-- Begin INFORMATION PROVIDED --

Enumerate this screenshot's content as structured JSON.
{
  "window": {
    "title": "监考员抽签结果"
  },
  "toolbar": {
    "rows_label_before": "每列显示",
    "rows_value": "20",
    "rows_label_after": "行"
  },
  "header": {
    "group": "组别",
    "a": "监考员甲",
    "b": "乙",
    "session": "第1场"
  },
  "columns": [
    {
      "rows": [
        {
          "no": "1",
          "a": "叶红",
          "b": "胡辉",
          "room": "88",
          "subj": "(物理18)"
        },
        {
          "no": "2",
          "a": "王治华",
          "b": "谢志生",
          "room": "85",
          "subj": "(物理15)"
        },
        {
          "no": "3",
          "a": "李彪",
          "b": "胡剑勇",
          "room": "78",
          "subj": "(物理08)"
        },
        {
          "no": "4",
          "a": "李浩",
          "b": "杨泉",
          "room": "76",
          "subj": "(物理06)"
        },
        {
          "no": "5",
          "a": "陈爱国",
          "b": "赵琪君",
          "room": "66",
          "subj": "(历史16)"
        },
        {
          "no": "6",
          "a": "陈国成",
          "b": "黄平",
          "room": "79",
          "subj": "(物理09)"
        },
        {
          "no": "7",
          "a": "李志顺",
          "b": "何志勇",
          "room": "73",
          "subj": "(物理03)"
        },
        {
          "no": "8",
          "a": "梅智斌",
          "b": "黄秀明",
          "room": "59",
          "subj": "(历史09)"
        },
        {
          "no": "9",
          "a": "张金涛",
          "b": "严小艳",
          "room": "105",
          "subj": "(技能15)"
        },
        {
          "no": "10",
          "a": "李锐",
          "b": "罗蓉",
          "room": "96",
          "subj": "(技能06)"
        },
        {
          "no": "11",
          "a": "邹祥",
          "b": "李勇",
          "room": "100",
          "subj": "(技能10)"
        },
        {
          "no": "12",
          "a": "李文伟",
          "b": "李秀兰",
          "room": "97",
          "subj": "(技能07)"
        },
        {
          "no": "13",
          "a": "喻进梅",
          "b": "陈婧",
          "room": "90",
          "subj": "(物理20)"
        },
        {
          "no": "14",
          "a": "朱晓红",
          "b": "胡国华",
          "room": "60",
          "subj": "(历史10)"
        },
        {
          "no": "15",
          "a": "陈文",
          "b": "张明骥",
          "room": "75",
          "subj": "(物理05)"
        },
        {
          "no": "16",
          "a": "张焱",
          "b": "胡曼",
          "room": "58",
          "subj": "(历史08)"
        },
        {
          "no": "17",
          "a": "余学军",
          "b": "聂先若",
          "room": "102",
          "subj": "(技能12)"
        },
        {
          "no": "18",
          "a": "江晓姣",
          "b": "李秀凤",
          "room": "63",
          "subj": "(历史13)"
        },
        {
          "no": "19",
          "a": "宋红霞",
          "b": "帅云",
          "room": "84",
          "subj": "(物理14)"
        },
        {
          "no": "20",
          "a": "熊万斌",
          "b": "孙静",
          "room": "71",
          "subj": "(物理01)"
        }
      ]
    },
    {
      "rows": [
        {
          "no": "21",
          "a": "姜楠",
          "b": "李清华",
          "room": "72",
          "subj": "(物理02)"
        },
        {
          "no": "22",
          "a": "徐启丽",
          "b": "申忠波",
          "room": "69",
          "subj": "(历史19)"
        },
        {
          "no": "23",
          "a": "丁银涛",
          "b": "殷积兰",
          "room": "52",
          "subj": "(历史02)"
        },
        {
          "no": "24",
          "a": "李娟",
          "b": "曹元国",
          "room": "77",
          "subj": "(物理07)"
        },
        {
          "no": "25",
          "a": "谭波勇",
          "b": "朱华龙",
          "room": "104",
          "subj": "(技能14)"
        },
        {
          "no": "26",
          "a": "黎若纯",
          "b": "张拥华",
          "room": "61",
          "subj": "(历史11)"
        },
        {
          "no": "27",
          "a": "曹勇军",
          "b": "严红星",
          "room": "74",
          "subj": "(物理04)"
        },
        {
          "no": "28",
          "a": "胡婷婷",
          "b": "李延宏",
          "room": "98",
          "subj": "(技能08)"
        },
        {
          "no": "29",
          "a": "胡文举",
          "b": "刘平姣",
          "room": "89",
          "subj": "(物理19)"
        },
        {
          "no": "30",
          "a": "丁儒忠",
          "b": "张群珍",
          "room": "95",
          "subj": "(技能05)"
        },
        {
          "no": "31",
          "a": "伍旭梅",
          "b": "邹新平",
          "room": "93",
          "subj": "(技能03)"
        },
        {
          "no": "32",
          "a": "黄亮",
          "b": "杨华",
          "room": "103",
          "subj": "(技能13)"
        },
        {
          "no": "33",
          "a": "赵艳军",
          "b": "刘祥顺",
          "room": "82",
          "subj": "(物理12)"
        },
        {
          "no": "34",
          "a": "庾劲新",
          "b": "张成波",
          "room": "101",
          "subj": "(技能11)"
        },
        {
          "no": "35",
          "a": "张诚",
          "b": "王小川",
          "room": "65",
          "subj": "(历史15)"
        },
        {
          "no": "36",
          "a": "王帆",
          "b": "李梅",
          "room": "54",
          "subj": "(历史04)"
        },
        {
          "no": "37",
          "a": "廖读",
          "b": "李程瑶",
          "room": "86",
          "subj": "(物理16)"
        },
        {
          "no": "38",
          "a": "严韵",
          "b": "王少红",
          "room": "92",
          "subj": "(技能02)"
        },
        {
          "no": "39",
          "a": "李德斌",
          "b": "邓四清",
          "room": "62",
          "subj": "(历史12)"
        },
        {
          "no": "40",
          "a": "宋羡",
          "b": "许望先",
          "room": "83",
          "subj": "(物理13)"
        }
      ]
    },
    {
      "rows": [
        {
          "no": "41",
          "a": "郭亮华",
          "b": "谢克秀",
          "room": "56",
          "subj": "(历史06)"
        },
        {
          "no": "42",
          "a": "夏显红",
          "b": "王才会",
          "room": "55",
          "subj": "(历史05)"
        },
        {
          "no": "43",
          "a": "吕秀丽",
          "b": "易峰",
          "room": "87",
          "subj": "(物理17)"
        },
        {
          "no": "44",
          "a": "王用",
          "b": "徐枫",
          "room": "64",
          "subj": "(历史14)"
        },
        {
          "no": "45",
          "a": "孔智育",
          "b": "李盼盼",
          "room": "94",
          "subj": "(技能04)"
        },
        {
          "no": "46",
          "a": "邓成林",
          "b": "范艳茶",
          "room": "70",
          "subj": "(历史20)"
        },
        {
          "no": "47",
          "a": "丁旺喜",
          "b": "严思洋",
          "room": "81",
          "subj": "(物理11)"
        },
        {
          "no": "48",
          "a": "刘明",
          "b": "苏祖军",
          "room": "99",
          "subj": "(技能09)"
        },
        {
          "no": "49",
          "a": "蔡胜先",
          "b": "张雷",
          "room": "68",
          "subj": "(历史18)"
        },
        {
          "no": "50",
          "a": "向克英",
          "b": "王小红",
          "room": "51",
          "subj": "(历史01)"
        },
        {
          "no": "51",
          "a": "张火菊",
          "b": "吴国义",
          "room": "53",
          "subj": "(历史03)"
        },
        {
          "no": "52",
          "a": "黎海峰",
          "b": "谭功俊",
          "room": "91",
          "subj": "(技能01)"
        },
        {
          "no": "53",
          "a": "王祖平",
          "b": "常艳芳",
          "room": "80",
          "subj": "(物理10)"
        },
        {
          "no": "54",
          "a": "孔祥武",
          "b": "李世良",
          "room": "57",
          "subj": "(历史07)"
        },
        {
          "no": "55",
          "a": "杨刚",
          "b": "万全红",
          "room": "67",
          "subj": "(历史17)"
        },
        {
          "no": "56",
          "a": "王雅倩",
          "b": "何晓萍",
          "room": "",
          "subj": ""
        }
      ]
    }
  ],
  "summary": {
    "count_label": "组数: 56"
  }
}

-- End INFORMATION PROVIDED --

• [AIM]
Transcribe every entry word for word.

• [COMPLETE RESPONSE]
Enumerate this screenshot's content as structured JSON.
{
  "window": {
    "title": "监考员抽签结果"
  },
  "toolbar": {
    "rows_label_before": "每列显示",
    "rows_value": "20",
    "rows_label_after": "行"
  },
  "header": {
    "group": "组别",
    "a": "监考员甲",
    "b": "乙",
    "session": "第1场"
  },
  "columns": [
    {
      "rows": [
        {
          "no": "1",
          "a": "叶红",
          "b": "胡辉",
          "room": "88",
          "subj": "(物理18)"
        },
        {
          "no": "2",
          "a": "王治华",
          "b": "谢志生",
          "room": "85",
          "subj": "(物理15)"
        },
        {
          "no": "3",
          "a": "李彪",
          "b": "胡剑勇",
          "room": "78",
          "subj": "(物理08)"
        },
        {
          "no": "4",
          "a": "李浩",
          "b": "杨泉",
          "room": "76",
          "subj": "(物理06)"
        },
        {
          "no": "5",
          "a": "陈爱国",
          "b": "赵琪君",
          "room": "66",
          "subj": "(历史16)"
        },
        {
          "no": "6",
          "a": "陈国成",
          "b": "黄平",
          "room": "79",
          "subj": "(物理09)"
        },
        {
          "no": "7",
          "a": "李志顺",
          "b": "何志勇",
          "room": "73",
          "subj": "(物理03)"
        },
        {
          "no": "8",
          "a": "梅智斌",
          "b": "黄秀明",
          "room": "59",
          "subj": "(历史09)"
        },
        {
          "no": "9",
          "a": "张金涛",
          "b": "严小艳",
          "room": "105",
          "subj": "(技能15)"
        },
        {
          "no": "10",
          "a": "李锐",
          "b": "罗蓉",
          "room": "96",
          "subj": "(技能06)"
        },
        {
          "no": "11",
          "a": "邹祥",
          "b": "李勇",
          "room": "100",
          "subj": "(技能10)"
        },
        {
          "no": "12",
          "a": "李文伟",
          "b": "李秀兰",
          "room": "97",
          "subj": "(技能07)"
        },
        {
          "no": "13",
          "a": "喻进梅",
          "b": "陈婧",
          "room": "90",
          "subj": "(物理20)"
        },
        {
          "no": "14",
          "a": "朱晓红",
          "b": "胡国华",
          "room": "60",
          "subj": "(历史10)"
        },
        {
          "no": "15",
          "a": "陈文",
          "b": "张明骥",
          "room": "75",
          "subj": "(物理05)"
        },
        {
          "no": "16",
          "a": "张焱",
          "b": "胡曼",
          "room": "58",
          "subj": "(历史08)"
        },
        {
          "no": "17",
          "a": "余学军",
          "b": "聂先若",
          "room": "102",
          "subj": "(技能12)"
        },
        {
          "no": "18",
          "a": "江晓姣",
          "b": "李秀凤",
          "room": "63",
          "subj": "(历史13)"
        },
        {
          "no": "19",
          "a": "宋红霞",
          "b": "帅云",
          "room": "84",
          "subj": "(物理14)"
        },
        {
          "no": "20",
          "a": "熊万斌",
          "b": "孙静",
          "room": "71",
          "subj": "(物理01)"
        }
      ]
    },
    {
      "rows": [
        {
          "no": "21",
          "a": "姜楠",
          "b": "李清华",
          "room": "72",
          "subj": "(物理02)"
        },
        {
          "no": "22",
          "a": "徐启丽",
          "b": "申忠波",
          "room": "69",
          "subj": "(历史19)"
        },
        {
          "no": "23",
          "a": "丁银涛",
          "b": "殷积兰",
          "room": "52",
          "subj": "(历史02)"
        },
        {
          "no": "24",
          "a": "李娟",
          "b": "曹元国",
          "room": "77",
          "subj": "(物理07)"
        },
        {
          "no": "25",
          "a": "谭波勇",
          "b": "朱华龙",
          "room": "104",
          "subj": "(技能14)"
        },
        {
          "no": "26",
          "a": "黎若纯",
          "b": "张拥华",
          "room": "61",
          "subj": "(历史11)"
        },
        {
          "no": "27",
          "a": "曹勇军",
          "b": "严红星",
          "room": "74",
          "subj": "(物理04)"
        },
        {
          "no": "28",
          "a": "胡婷婷",
          "b": "李延宏",
          "room": "98",
          "subj": "(技能08)"
        },
        {
          "no": "29",
          "a": "胡文举",
          "b": "刘平姣",
          "room": "89",
          "subj": "(物理19)"
        },
        {
          "no": "30",
          "a": "丁儒忠",
          "b": "张群珍",
          "room": "95",
          "subj": "(技能05)"
        },
        {
          "no": "31",
          "a": "伍旭梅",
          "b": "邹新平",
          "room": "93",
          "subj": "(技能03)"
        },
        {
          "no": "32",
          "a": "黄亮",
          "b": "杨华",
          "room": "103",
          "subj": "(技能13)"
        },
        {
          "no": "33",
          "a": "赵艳军",
          "b": "刘祥顺",
          "room": "82",
          "subj": "(物理12)"
        },
        {
          "no": "34",
          "a": "庾劲新",
          "b": "张成波",
          "room": "101",
          "subj": "(技能11)"
        },
        {
          "no": "35",
          "a": "张诚",
          "b": "王小川",
          "room": "65",
          "subj": "(历史15)"
        },
        {
          "no": "36",
          "a": "王帆",
          "b": "李梅",
          "room": "54",
          "subj": "(历史04)"
        },
        {
          "no": "37",
          "a": "廖读",
          "b": "李程瑶",
          "room": "86",
          "subj": "(物理16)"
        },
        {
          "no": "38",
          "a": "严韵",
          "b": "王少红",
          "room": "92",
          "subj": "(技能02)"
        },
        {
          "no": "39",
          "a": "李德斌",
          "b": "邓四清",
          "room": "62",
          "subj": "(历史12)"
        },
        {
          "no": "40",
          "a": "宋羡",
          "b": "许望先",
          "room": "83",
          "subj": "(物理13)"
        }
      ]
    },
    {
      "rows": [
        {
          "no": "41",
          "a": "郭亮华",
          "b": "谢克秀",
          "room": "56",
          "subj": "(历史06)"
        },
        {
          "no": "42",
          "a": "夏显红",
          "b": "王才会",
          "room": "55",
          "subj": "(历史05)"
        },
        {
          "no": "43",
          "a": "吕秀丽",
          "b": "易峰",
          "room": "87",
          "subj": "(物理17)"
        },
        {
          "no": "44",
          "a": "王用",
          "b": "徐枫",
          "room": "64",
          "subj": "(历史14)"
        },
        {
          "no": "45",
          "a": "孔智育",
          "b": "李盼盼",
          "room": "94",
          "subj": "(技能04)"
        },
        {
          "no": "46",
          "a": "邓成林",
          "b": "范艳茶",
          "room": "70",
          "subj": "(历史20)"
        },
        {
          "no": "47",
          "a": "丁旺喜",
          "b": "严思洋",
          "room": "81",
          "subj": "(物理11)"
        },
        {
          "no": "48",
          "a": "刘明",
          "b": "苏祖军",
          "room": "99",
          "subj": "(技能09)"
        },
        {
          "no": "49",
          "a": "蔡胜先",
          "b": "张雷",
          "room": "68",
          "subj": "(历史18)"
        },
        {
          "no": "50",
          "a": "向克英",
          "b": "王小红",
          "room": "51",
          "subj": "(历史01)"
        },
        {
          "no": "51",
          "a": "张火菊",
          "b": "吴国义",
          "room": "53",
          "subj": "(历史03)"
        },
        {
          "no": "52",
          "a": "黎海峰",
          "b": "谭功俊",
          "room": "91",
          "subj": "(技能01)"
        },
        {
          "no": "53",
          "a": "王祖平",
          "b": "常艳芳",
          "room": "80",
          "subj": "(物理10)"
        },
        {
          "no": "54",
          "a": "孔祥武",
          "b": "李世良",
          "room": "57",
          "subj": "(历史07)"
        },
        {
          "no": "55",
          "a": "杨刚",
          "b": "万全红",
          "room": "67",
          "subj": "(历史17)"
        },
        {
          "no": "56",
          "a": "王雅倩",
          "b": "何晓萍",
          "room": "",
          "subj": ""
        }
      ]
    }
  ],
  "summary": {
    "count_label": "组数: 56"
  }
}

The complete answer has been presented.